§ SOURCE MATERIAL
□ □ □ □

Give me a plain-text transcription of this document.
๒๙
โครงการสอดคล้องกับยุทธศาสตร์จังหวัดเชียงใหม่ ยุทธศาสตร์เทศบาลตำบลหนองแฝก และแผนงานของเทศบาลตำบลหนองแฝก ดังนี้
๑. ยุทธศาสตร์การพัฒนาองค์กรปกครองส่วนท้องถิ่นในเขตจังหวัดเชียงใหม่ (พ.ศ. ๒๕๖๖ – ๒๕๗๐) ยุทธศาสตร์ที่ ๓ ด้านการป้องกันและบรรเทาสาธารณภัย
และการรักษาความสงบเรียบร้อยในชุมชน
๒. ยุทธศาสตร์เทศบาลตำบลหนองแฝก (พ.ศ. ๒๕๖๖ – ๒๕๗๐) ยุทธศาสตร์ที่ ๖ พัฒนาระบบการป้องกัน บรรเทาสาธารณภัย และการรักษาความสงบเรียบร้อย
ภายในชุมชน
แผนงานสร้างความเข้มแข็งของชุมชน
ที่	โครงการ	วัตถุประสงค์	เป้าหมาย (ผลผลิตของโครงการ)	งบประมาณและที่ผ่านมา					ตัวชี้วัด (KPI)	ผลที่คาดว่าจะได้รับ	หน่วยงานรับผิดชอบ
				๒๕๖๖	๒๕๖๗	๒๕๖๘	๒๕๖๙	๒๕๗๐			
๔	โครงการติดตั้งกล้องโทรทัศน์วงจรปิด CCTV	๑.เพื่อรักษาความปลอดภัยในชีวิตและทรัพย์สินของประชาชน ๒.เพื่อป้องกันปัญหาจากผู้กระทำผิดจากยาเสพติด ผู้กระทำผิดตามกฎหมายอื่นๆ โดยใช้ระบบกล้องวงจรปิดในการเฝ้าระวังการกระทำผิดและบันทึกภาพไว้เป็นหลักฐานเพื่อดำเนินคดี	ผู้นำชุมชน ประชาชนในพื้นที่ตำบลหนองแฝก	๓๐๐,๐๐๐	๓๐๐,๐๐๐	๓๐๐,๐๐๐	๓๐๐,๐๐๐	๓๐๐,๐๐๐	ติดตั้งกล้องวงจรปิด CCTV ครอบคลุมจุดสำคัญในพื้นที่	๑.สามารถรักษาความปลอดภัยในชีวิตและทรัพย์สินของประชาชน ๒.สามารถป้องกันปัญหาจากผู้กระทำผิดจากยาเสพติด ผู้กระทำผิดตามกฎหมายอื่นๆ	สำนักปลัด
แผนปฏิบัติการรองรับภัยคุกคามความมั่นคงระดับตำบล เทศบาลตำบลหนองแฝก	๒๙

□ □ □ □

§ EXERCISE BRIEF
The listing above should be transcribed in full, exactly as written.

§ PROBLEM SOLUTION
Give me a plain-text transcription of this document.
๒๙
โครงการสอดคล้องกับยุทธศาสตร์จังหวัดเชียงใหม่ ยุทธศาสตร์เทศบาลตำบลหนองแฝก และแผนงานของเทศบาลตำบลหนองแฝก ดังนี้
๑. ยุทธศาสตร์การพัฒนาองค์กรปกครองส่วนท้องถิ่นในเขตจังหวัดเชียงใหม่ (พ.ศ. ๒๕๖๖ – ๒๕๗๐) ยุทธศาสตร์ที่ ๓ ด้านการป้องกันและบรรเทาสาธารณภัย
และการรักษาความสงบเรียบร้อยในชุมชน
๒. ยุทธศาสตร์เทศบาลตำบลหนองแฝก (พ.ศ. ๒๕๖๖ – ๒๕๗๐) ยุทธศาสตร์ที่ ๖ พัฒนาระบบการป้องกัน บรรเทาสาธารณภัย และการรักษาความสงบเรียบร้อย
ภายในชุมชน
แผนงานสร้างความเข้มแข็งของชุมชน
ที่	โครงการ	วัตถุประสงค์	เป้าหมาย (ผลผลิตของโครงการ)	งบประมาณและที่ผ่านมา					ตัวชี้วัด (KPI)	ผลที่คาดว่าจะได้รับ	หน่วยงานรับผิดชอบ
				๒๕๖๖	๒๕๖๗	๒๕๖๘	๒๕๖๙	๒๕๗๐			
๔	โครงการติดตั้งกล้องโทรทัศน์วงจรปิด CCTV	๑.เพื่อรักษาความปลอดภัยในชีวิตและทรัพย์สินของประชาชน ๒.เพื่อป้องกันปัญหาจากผู้กระทำผิดจากยาเสพติด ผู้กระทำผิดตามกฎหมายอื่นๆ โดยใช้ระบบกล้องวงจรปิดในการเฝ้าระวังการกระทำผิดและบันทึกภาพไว้เป็นหลักฐานเพื่อดำเนินคดี	ผู้นำชุมชน ประชาชนในพื้นที่ตำบลหนองแฝก	๓๐๐,๐๐๐	๓๐๐,๐๐๐	๓๐๐,๐๐๐	๓๐๐,๐๐๐	๓๐๐,๐๐๐	ติดตั้งกล้องวงจรปิด CCTV ครอบคลุมจุดสำคัญในพื้นที่	๑.สามารถรักษาความปลอดภัยในชีวิตและทรัพย์สินของประชาชน ๒.สามารถป้องกันปัญหาจากผู้กระทำผิดจากยาเสพติด ผู้กระทำผิดตามกฎหมายอื่นๆ	สำนักปลัด
แผนปฏิบัติการรองรับภัยคุกคามความมั่นคงระดับตำบล เทศบาลตำบลหนองแฝก	๒๙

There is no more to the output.